• INSTRUCTION:
Select every line containing the word "JSON" from the material, and copy those lines.

• Items from a figure collection:
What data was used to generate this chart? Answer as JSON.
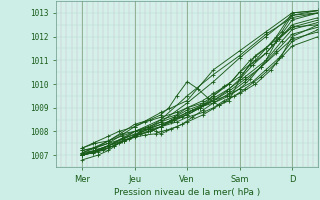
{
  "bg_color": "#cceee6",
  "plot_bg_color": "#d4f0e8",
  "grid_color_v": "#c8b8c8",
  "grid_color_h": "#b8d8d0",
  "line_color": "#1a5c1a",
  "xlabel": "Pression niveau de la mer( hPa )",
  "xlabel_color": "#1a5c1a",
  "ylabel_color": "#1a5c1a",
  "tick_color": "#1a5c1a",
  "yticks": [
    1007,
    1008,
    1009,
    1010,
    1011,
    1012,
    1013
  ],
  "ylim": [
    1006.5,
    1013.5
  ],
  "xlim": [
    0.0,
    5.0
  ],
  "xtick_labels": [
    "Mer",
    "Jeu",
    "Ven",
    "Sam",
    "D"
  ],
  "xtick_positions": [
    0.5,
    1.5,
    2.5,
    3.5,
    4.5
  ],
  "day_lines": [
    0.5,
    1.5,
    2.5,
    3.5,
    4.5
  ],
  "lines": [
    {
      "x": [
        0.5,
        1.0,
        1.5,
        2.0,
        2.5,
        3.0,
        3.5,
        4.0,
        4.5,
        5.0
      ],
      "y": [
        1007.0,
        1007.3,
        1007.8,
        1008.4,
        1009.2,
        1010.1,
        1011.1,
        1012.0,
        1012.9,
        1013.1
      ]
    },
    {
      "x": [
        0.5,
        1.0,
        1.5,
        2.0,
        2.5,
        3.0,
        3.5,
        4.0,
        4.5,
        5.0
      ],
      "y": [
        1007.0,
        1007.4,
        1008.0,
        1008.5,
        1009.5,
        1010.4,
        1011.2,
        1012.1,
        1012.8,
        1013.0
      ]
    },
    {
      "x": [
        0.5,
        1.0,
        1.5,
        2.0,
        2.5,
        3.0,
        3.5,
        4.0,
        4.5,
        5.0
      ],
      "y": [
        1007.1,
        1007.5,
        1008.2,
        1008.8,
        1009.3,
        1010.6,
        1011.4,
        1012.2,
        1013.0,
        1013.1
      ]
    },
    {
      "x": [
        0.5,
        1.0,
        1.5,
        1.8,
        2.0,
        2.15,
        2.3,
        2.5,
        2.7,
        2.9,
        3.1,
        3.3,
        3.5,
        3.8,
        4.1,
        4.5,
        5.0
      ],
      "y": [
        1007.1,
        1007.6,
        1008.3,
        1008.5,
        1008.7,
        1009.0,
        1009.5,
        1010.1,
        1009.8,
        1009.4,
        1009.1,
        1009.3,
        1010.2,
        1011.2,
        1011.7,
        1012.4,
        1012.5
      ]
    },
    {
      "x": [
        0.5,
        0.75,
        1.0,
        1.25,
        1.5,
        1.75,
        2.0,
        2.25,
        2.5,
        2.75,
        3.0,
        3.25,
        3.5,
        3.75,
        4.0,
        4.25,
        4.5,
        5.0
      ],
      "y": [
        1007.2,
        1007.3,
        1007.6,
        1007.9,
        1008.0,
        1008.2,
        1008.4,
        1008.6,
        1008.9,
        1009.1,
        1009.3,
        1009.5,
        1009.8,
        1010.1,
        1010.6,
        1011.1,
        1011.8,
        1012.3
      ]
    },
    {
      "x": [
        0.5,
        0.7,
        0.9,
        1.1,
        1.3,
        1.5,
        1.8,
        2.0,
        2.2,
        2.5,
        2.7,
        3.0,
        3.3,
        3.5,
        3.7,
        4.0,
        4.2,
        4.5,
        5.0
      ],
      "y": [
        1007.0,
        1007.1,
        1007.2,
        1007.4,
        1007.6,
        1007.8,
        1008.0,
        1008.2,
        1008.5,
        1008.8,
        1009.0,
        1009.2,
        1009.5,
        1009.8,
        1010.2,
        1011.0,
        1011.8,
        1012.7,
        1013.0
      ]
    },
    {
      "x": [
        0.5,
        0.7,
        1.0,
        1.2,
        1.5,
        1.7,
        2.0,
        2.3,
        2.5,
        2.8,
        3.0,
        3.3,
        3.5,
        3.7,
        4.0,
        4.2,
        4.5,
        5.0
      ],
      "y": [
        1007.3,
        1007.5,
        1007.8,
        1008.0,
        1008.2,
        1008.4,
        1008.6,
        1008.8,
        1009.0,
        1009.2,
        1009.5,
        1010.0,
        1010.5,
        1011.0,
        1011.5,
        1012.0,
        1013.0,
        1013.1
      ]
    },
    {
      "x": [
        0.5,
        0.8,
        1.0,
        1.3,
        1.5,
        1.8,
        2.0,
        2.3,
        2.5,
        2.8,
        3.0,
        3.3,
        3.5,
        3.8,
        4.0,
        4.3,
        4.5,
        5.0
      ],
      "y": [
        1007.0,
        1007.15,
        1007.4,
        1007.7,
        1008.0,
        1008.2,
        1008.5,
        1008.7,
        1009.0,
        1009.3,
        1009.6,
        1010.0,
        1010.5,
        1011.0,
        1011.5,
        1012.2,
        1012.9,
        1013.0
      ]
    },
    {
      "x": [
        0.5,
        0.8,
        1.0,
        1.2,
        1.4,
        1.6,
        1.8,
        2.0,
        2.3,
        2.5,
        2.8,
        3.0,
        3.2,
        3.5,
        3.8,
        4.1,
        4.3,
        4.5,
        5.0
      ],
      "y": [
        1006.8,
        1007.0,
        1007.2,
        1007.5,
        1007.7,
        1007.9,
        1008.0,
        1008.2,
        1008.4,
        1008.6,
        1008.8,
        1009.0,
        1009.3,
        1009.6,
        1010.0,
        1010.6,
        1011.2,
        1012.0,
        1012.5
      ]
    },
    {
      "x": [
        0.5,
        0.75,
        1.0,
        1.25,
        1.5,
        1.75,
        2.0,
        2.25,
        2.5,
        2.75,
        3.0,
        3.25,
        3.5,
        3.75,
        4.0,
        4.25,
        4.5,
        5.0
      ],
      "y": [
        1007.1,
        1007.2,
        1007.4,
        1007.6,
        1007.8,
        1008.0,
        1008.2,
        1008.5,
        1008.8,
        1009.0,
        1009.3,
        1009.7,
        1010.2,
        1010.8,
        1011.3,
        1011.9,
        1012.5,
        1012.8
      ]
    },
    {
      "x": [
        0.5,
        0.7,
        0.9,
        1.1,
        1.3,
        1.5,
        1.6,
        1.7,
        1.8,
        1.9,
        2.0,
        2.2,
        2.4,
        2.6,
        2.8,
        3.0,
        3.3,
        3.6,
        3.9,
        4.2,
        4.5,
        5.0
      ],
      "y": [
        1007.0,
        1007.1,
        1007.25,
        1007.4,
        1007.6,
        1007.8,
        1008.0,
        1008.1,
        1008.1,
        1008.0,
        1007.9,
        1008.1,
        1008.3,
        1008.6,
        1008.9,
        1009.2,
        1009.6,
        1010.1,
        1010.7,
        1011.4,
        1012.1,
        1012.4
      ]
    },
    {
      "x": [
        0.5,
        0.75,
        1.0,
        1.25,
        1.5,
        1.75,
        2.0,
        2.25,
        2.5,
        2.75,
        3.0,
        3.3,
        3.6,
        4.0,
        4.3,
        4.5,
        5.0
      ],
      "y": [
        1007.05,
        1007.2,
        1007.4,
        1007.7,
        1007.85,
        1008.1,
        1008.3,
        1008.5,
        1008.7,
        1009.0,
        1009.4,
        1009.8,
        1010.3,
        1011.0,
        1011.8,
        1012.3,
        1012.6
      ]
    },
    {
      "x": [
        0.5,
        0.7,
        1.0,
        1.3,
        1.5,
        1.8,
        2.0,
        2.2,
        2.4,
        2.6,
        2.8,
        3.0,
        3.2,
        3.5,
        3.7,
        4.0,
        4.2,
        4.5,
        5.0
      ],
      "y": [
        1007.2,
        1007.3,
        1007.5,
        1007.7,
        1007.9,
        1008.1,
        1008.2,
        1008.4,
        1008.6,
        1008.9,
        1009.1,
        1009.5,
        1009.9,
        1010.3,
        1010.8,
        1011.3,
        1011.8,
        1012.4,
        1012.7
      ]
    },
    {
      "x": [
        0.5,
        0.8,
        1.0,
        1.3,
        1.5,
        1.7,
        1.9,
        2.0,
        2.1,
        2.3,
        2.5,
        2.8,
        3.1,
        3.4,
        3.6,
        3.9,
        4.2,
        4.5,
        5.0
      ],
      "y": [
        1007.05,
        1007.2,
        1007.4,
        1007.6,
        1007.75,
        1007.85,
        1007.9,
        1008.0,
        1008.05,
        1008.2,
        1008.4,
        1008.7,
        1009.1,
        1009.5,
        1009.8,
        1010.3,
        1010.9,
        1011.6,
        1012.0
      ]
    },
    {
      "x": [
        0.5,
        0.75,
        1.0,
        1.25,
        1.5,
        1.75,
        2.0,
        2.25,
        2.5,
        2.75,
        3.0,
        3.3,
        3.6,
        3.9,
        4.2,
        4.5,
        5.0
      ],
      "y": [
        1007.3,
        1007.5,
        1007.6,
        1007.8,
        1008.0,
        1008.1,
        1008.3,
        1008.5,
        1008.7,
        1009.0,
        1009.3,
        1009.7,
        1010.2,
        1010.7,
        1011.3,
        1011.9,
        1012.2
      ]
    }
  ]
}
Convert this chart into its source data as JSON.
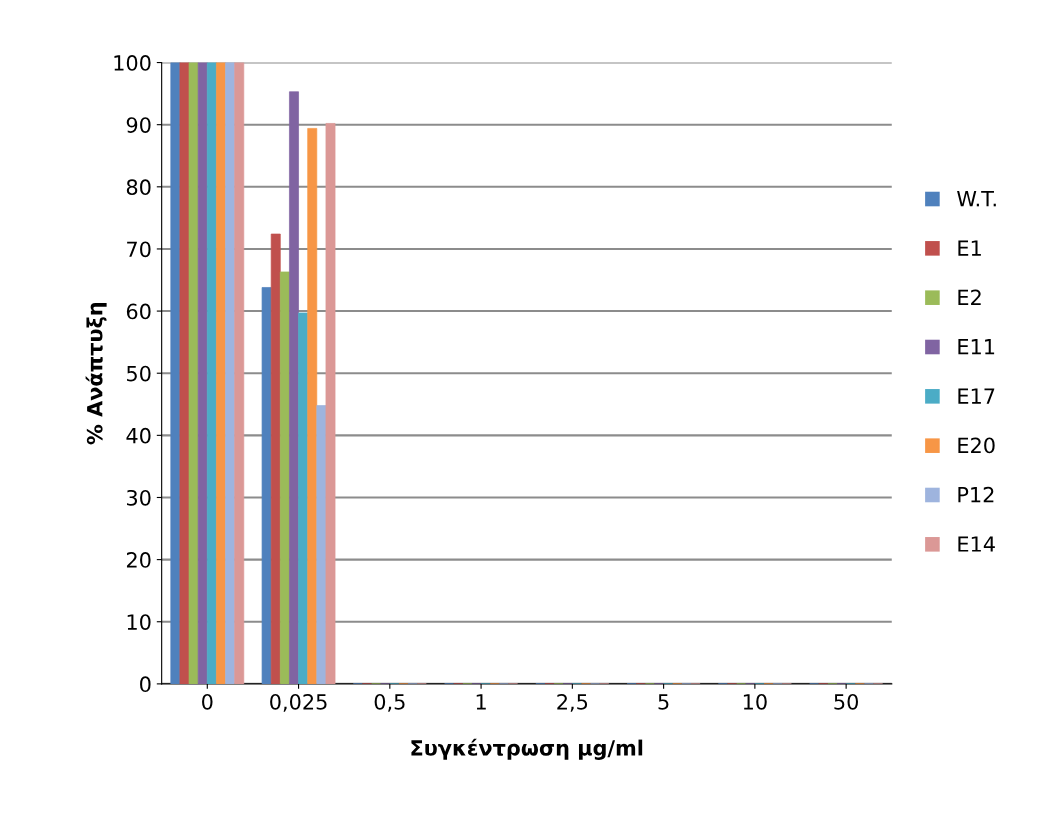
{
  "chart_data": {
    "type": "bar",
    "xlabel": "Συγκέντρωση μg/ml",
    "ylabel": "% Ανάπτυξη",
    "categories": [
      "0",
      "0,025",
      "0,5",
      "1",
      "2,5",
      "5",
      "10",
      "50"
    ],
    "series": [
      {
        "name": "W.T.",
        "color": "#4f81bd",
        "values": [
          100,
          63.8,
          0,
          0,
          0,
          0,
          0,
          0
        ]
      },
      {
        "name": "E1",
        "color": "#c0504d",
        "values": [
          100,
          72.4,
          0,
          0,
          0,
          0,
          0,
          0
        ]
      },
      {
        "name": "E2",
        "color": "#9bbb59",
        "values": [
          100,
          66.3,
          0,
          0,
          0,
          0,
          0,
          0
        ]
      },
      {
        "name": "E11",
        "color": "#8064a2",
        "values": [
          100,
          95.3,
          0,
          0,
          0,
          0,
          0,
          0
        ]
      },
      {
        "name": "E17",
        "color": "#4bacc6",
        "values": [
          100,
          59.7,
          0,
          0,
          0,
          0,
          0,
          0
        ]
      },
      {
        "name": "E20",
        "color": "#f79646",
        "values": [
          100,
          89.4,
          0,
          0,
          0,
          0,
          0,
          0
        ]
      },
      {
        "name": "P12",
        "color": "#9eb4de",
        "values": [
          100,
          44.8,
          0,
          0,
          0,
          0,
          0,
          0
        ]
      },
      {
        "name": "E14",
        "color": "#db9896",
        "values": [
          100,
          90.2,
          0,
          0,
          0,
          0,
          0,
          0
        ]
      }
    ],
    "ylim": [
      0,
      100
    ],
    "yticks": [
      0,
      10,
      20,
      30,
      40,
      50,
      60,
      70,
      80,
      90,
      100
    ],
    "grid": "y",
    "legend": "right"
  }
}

• RESULT OF THIS TASK:
What data was used to generate this chart? Answer as JSON.
Convert this chart into its source data as JSON.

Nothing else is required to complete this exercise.